→ What is needed
Restate every line of the material, word for word.
## Begin
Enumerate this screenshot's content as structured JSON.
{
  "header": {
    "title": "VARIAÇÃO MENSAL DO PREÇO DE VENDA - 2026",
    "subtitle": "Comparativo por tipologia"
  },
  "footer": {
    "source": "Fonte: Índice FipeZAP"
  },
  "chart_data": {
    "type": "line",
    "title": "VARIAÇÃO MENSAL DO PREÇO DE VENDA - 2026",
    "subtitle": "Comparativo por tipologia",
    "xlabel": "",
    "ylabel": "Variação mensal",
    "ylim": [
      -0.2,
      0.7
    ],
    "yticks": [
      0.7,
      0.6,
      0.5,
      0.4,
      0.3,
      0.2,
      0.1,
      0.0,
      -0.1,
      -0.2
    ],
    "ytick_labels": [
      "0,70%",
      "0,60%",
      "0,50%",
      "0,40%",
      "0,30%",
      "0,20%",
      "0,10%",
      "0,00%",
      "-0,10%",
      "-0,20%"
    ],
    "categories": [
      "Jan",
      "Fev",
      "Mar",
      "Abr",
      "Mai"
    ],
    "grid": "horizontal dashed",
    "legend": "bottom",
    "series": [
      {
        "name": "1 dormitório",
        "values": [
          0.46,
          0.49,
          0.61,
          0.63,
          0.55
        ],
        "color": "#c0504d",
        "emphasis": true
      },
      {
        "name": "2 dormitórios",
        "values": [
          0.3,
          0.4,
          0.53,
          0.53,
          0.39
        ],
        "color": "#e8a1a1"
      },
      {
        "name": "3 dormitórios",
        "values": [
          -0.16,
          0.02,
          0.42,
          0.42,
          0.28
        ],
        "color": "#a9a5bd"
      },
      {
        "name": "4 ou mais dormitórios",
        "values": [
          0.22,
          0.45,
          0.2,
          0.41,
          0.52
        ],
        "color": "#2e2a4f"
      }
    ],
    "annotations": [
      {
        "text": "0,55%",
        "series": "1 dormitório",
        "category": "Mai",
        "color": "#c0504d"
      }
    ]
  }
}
## End
→ Solution for this task
Enumerate this screenshot's content as structured JSON.
{
  "header": {
    "title": "VARIAÇÃO MENSAL DO PREÇO DE VENDA - 2026",
    "subtitle": "Comparativo por tipologia"
  },
  "footer": {
    "source": "Fonte: Índice FipeZAP"
  },
  "chart_data": {
    "type": "line",
    "title": "VARIAÇÃO MENSAL DO PREÇO DE VENDA - 2026",
    "subtitle": "Comparativo por tipologia",
    "xlabel": "",
    "ylabel": "Variação mensal",
    "ylim": [
      -0.2,
      0.7
    ],
    "yticks": [
      0.7,
      0.6,
      0.5,
      0.4,
      0.3,
      0.2,
      0.1,
      0.0,
      -0.1,
      -0.2
    ],
    "ytick_labels": [
      "0,70%",
      "0,60%",
      "0,50%",
      "0,40%",
      "0,30%",
      "0,20%",
      "0,10%",
      "0,00%",
      "-0,10%",
      "-0,20%"
    ],
    "categories": [
      "Jan",
      "Fev",
      "Mar",
      "Abr",
      "Mai"
    ],
    "grid": "horizontal dashed",
    "legend": "bottom",
    "series": [
      {
        "name": "1 dormitório",
        "values": [
          0.46,
          0.49,
          0.61,
          0.63,
          0.55
        ],
        "color": "#c0504d",
        "emphasis": true
      },
      {
        "name": "2 dormitórios",
        "values": [
          0.3,
          0.4,
          0.53,
          0.53,
          0.39
        ],
        "color": "#e8a1a1"
      },
      {
        "name": "3 dormitórios",
        "values": [
          -0.16,
          0.02,
          0.42,
          0.42,
          0.28
        ],
        "color": "#a9a5bd"
      },
      {
        "name": "4 ou mais dormitórios",
        "values": [
          0.22,
          0.45,
          0.2,
          0.41,
          0.52
        ],
        "color": "#2e2a4f"
      }
    ],
    "annotations": [
      {
        "text": "0,55%",
        "series": "1 dormitório",
        "category": "Mai",
        "color": "#c0504d"
      }
    ]
  }
}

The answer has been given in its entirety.